▶ _Set problem_
Report every line in the listing that contains the string "transversalis".

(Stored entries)
==============================

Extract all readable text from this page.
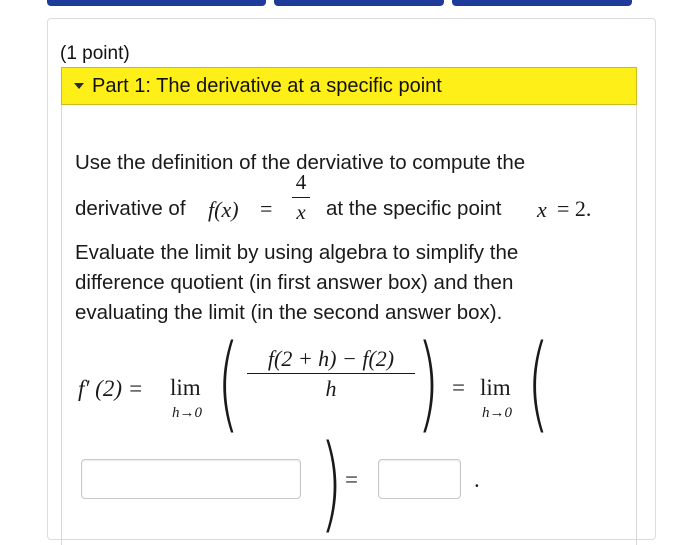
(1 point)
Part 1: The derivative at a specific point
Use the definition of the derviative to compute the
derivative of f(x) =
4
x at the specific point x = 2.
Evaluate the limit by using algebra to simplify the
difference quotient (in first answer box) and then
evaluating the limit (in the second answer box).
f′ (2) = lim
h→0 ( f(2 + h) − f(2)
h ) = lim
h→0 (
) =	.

==============================

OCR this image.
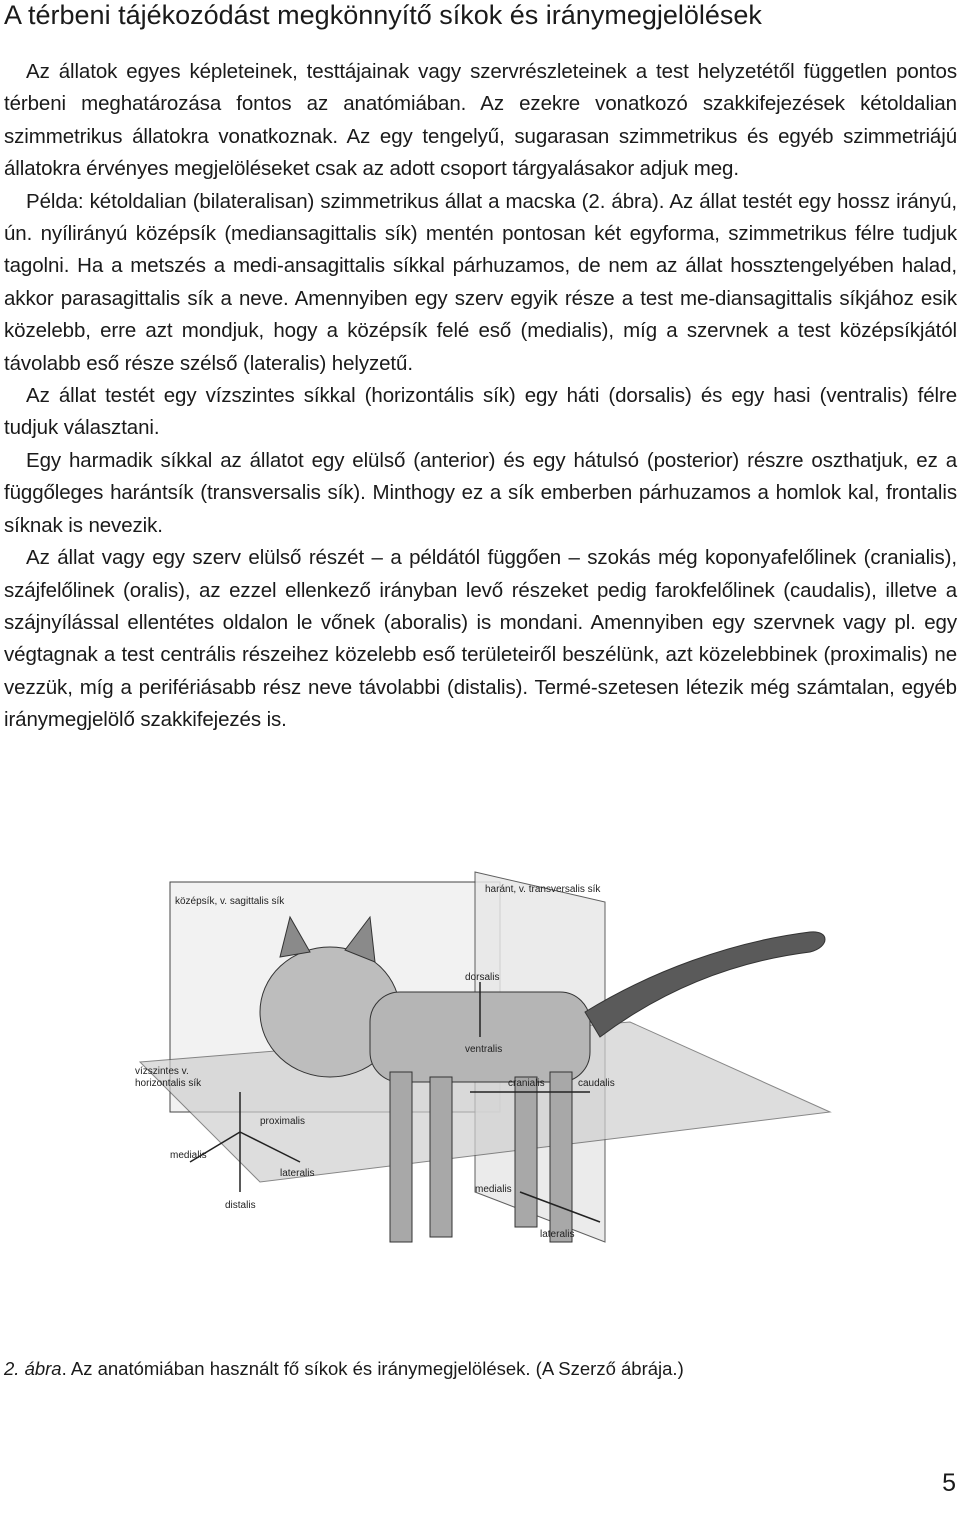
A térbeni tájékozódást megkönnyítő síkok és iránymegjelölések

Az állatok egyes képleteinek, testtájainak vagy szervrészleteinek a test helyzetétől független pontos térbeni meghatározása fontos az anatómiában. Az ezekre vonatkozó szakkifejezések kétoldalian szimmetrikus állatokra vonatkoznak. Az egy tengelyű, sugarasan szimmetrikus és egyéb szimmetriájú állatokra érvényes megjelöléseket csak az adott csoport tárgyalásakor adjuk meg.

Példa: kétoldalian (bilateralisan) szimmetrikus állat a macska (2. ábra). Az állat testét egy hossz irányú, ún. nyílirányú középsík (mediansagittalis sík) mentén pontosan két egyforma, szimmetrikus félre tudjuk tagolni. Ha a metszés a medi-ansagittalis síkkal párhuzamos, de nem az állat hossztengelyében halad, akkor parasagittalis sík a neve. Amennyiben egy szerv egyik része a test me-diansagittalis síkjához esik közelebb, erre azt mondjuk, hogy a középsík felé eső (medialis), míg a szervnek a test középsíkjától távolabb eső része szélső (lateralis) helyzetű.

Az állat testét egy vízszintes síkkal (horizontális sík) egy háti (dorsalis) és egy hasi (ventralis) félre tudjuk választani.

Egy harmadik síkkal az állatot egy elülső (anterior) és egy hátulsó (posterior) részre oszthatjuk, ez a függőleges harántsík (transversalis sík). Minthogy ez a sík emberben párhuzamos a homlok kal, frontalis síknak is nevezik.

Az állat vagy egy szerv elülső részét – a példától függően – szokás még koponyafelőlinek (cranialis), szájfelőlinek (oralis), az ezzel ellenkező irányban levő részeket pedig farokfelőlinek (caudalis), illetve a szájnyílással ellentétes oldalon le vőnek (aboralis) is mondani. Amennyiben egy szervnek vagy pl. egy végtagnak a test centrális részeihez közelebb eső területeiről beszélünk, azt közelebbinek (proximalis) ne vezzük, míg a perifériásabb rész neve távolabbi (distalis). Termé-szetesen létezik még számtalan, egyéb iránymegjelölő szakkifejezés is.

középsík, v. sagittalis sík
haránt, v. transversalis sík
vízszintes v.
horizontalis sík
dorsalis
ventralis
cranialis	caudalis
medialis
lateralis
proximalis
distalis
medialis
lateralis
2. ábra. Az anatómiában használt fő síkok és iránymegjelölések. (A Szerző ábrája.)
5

==============================

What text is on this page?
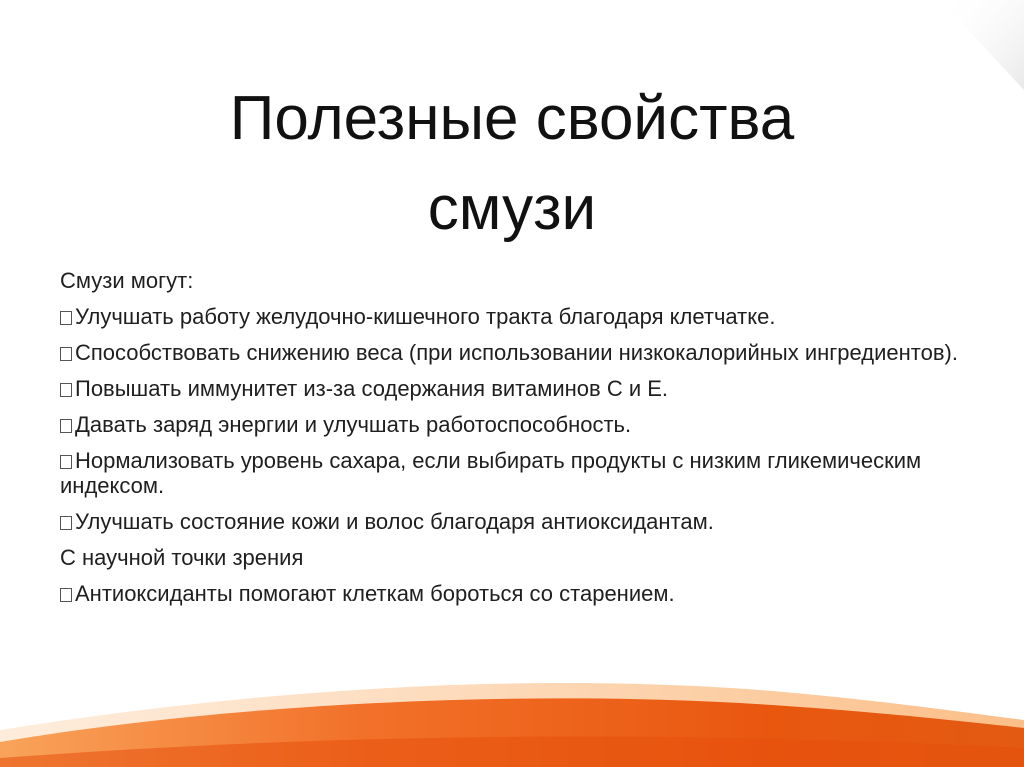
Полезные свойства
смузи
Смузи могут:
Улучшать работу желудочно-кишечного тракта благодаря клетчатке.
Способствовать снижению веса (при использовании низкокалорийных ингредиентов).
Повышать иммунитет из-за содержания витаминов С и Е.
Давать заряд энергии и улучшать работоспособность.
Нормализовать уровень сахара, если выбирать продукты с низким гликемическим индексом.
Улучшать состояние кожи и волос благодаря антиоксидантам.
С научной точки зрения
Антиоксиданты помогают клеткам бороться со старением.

==============================

▶ _Output of the task_
Egy harmadik síkkal az állatot egy elülső (anterior) és egy hátulsó (posterior) részre oszthatjuk, ez a függőleges harántsík (transversalis sík). Minthogy ez a sík emberben párhuzamos a homlok kal, frontalis síknak is nevezik.
haránt, v. transversalis sík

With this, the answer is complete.